Identify, in the records below, every line where the string "Пром" appears, and copy each such line.

____

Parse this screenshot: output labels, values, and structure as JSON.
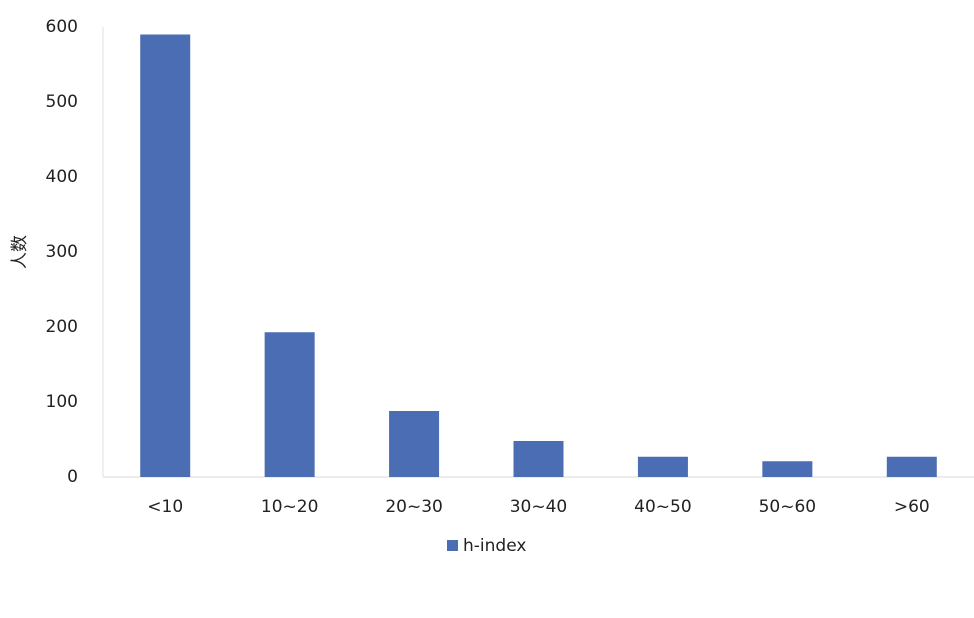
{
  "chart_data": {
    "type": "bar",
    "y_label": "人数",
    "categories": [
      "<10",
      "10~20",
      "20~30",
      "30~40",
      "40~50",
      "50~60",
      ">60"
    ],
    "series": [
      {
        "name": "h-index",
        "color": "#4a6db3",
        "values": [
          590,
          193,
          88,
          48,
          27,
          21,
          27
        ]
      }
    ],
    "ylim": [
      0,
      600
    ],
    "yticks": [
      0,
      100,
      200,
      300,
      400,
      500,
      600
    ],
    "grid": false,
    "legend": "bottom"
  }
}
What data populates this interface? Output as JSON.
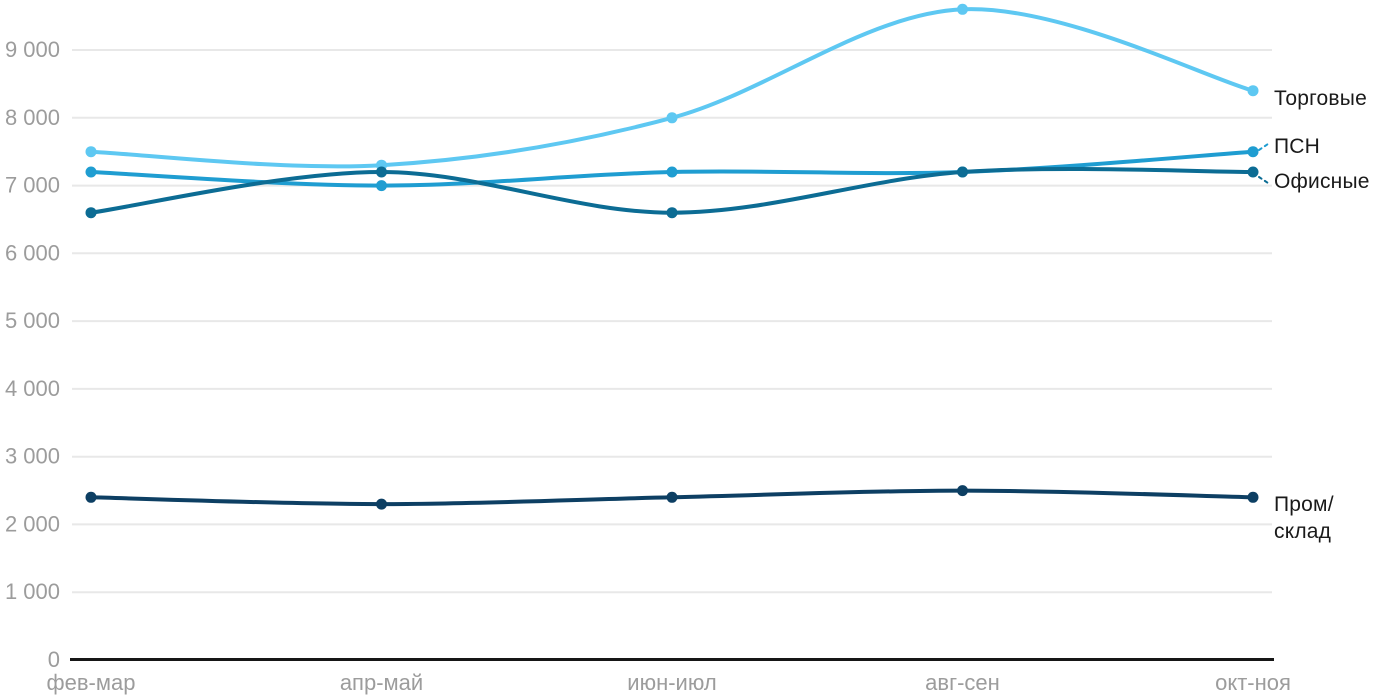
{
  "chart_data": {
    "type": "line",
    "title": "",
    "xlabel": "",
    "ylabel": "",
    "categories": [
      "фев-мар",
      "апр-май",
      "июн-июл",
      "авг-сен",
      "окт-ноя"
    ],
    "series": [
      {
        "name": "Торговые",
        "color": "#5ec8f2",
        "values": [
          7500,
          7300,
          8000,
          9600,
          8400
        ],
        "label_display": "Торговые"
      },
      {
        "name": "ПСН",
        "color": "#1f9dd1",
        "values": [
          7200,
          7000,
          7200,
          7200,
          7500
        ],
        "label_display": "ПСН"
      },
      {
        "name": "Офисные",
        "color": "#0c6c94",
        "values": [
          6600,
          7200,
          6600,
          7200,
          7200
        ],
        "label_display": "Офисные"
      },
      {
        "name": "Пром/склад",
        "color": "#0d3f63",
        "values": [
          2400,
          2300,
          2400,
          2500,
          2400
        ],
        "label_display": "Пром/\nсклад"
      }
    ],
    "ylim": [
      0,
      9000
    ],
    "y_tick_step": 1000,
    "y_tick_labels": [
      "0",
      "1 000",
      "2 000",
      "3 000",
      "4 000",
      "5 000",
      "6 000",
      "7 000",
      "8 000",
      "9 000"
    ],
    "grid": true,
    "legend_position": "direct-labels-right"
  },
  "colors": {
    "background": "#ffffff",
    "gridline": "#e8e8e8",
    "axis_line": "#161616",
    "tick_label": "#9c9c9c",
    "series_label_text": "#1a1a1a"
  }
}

____

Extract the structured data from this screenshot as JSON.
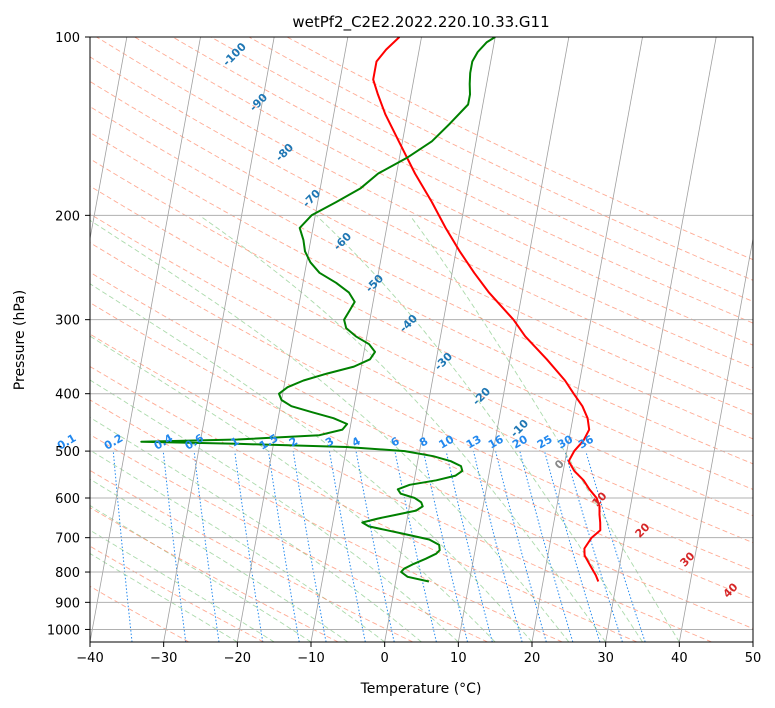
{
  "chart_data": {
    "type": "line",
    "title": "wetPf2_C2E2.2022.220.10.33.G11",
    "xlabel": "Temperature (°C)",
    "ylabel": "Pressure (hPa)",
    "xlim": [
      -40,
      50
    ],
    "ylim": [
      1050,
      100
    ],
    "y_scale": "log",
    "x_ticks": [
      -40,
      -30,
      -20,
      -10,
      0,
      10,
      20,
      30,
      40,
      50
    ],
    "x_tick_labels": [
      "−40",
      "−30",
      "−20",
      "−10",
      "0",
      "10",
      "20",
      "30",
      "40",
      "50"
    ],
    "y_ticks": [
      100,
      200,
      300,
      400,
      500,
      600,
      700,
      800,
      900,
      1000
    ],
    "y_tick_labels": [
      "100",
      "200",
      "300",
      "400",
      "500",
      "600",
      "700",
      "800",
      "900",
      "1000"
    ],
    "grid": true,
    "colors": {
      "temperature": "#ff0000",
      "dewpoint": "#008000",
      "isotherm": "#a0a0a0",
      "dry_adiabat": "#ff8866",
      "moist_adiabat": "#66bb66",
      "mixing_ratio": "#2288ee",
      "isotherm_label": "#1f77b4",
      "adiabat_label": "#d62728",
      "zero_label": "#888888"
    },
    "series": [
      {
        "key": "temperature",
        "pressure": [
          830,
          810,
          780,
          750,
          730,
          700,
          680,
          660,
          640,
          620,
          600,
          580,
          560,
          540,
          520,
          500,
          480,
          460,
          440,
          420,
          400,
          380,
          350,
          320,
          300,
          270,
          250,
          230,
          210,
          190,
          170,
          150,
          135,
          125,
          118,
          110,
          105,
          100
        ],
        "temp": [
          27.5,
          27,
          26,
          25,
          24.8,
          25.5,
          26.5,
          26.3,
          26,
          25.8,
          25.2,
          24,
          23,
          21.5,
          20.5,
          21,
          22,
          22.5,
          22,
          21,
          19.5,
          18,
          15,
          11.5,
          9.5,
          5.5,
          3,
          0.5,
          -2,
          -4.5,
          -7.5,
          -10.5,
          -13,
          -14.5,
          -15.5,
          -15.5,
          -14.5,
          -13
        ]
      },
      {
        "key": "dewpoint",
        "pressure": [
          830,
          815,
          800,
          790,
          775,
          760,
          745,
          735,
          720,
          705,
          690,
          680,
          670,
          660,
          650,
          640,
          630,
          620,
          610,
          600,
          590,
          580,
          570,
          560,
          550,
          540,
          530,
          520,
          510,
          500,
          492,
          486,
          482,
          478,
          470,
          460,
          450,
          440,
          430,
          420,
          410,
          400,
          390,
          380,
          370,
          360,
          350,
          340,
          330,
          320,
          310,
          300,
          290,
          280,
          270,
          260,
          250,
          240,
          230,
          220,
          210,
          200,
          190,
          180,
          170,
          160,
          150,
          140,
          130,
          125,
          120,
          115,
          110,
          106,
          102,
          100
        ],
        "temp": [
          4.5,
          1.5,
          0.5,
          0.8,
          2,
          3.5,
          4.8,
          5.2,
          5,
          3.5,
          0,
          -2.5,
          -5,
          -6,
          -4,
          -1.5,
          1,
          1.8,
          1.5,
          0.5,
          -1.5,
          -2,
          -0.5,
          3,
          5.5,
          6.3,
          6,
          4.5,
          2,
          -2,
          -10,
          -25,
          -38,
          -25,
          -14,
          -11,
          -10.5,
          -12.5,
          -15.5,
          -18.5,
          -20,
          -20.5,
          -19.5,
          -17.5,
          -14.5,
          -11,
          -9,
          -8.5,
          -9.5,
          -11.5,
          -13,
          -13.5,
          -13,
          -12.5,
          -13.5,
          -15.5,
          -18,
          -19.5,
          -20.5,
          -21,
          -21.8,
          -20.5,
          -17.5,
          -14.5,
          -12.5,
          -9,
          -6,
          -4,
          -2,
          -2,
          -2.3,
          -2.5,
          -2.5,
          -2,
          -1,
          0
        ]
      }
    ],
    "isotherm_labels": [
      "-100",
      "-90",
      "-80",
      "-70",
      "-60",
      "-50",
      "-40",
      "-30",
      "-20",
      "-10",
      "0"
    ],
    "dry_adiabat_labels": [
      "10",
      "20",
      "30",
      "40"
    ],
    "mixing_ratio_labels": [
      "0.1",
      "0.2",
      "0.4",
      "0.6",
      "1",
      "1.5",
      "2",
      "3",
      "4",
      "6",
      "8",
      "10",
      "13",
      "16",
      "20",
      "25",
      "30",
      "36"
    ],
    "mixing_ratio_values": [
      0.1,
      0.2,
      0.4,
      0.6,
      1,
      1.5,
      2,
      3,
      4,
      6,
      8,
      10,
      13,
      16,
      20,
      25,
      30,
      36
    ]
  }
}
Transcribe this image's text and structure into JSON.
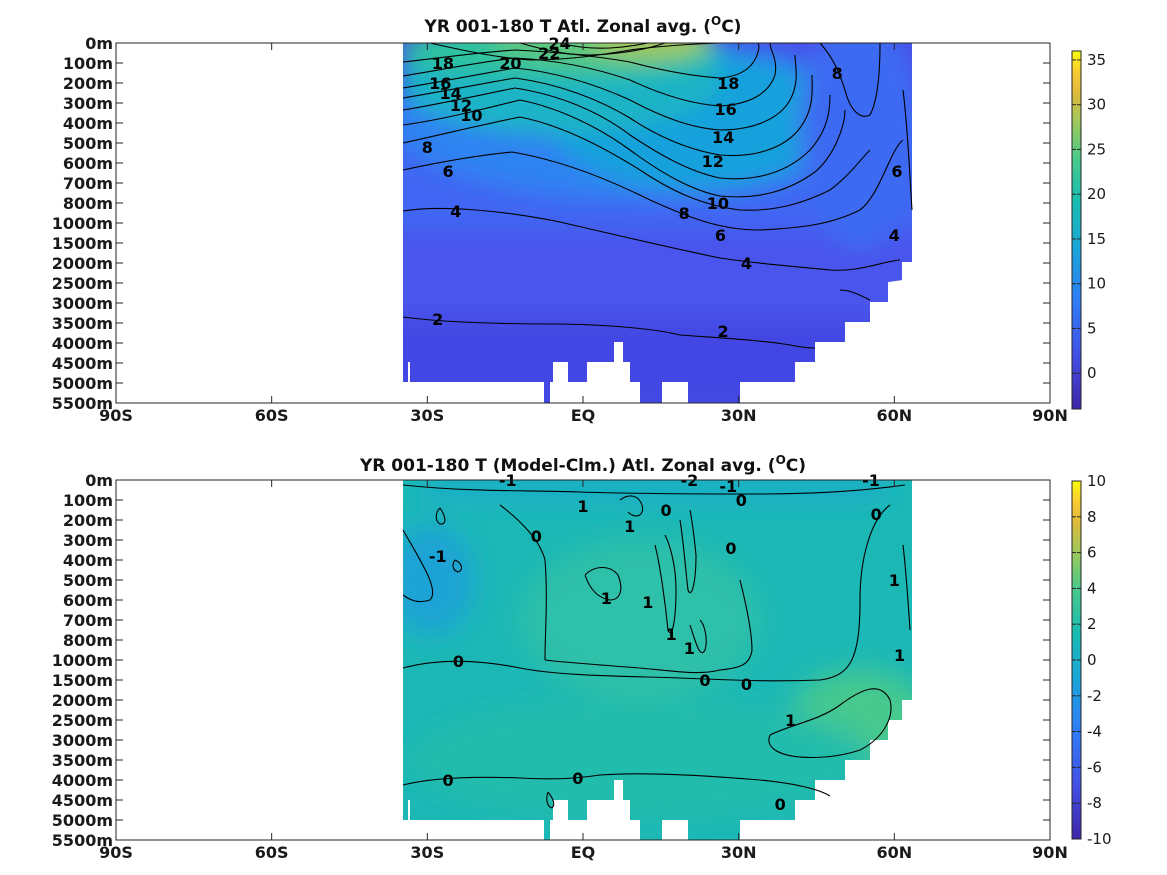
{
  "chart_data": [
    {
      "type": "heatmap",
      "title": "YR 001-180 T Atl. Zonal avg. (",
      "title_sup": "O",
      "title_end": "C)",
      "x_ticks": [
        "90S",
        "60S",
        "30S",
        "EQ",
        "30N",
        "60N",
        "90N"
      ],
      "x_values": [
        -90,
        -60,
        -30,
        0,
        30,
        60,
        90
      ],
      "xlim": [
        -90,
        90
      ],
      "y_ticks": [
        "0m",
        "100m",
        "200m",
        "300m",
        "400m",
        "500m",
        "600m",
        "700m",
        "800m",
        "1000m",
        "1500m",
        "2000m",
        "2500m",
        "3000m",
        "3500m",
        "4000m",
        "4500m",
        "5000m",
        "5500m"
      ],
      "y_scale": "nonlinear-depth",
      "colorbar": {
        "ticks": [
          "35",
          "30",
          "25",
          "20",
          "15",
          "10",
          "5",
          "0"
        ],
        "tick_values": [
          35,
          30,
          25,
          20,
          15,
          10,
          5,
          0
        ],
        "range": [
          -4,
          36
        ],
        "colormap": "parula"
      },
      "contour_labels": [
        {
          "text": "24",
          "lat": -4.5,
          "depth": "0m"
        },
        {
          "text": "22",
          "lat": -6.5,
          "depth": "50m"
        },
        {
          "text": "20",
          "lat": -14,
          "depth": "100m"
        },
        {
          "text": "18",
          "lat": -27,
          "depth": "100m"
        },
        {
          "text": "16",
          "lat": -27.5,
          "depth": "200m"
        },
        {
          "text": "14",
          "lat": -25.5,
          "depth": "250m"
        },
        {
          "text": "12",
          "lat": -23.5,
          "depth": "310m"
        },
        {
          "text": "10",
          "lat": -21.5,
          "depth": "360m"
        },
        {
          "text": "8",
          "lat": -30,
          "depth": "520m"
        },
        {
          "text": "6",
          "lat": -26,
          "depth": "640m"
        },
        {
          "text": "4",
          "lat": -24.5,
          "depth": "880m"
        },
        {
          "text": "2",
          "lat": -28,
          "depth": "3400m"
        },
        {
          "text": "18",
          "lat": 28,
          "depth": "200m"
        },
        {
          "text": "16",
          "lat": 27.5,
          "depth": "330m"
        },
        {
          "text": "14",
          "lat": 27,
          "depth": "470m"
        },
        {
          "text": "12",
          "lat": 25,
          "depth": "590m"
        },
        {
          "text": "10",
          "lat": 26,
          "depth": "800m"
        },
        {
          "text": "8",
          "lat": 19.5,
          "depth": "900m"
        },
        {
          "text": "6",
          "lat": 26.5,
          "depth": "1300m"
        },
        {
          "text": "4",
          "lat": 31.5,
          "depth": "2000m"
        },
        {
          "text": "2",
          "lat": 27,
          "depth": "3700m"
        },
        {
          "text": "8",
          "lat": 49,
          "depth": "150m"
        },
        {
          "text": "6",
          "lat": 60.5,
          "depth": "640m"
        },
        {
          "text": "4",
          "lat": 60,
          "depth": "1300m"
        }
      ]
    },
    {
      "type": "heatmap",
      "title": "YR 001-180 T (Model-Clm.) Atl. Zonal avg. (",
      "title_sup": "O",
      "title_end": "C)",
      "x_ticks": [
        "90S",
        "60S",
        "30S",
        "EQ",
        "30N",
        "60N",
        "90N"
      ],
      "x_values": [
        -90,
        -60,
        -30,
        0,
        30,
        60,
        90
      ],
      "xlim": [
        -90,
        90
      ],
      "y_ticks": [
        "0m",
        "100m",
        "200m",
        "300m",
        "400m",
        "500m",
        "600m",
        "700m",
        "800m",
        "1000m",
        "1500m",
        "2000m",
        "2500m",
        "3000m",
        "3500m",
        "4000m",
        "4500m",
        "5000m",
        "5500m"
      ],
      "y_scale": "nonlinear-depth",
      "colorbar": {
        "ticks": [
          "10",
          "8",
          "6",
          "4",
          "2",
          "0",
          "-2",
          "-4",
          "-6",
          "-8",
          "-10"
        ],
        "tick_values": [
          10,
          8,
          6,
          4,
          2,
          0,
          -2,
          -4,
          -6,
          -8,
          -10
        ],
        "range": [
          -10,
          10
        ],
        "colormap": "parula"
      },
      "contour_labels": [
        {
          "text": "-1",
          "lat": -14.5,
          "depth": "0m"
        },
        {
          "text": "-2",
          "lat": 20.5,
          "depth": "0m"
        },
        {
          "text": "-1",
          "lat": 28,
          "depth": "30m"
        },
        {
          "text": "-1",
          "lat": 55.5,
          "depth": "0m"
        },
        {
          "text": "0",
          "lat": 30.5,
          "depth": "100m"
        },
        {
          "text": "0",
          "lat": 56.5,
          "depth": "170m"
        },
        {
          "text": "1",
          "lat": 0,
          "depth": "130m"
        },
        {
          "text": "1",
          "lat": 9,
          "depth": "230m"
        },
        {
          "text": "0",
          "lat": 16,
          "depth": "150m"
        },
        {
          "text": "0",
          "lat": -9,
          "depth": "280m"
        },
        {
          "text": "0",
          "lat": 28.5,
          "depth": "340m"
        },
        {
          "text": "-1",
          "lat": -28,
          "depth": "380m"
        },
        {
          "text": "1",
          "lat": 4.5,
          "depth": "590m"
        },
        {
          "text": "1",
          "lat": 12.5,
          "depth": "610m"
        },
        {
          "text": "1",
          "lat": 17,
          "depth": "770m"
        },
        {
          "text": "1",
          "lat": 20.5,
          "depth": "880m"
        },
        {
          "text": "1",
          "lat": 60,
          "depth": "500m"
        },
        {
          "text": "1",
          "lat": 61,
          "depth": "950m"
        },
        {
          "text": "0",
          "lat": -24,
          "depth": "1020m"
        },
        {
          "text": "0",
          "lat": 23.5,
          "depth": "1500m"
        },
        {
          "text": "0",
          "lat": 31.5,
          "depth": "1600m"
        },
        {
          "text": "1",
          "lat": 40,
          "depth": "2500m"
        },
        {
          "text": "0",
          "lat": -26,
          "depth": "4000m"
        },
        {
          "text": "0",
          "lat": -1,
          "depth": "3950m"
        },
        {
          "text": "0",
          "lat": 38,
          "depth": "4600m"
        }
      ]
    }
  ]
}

____

- ANSWER TO THIS EXERCISE
        "name": "Пром/склад",
        "label_display": "Пром/\nсклад"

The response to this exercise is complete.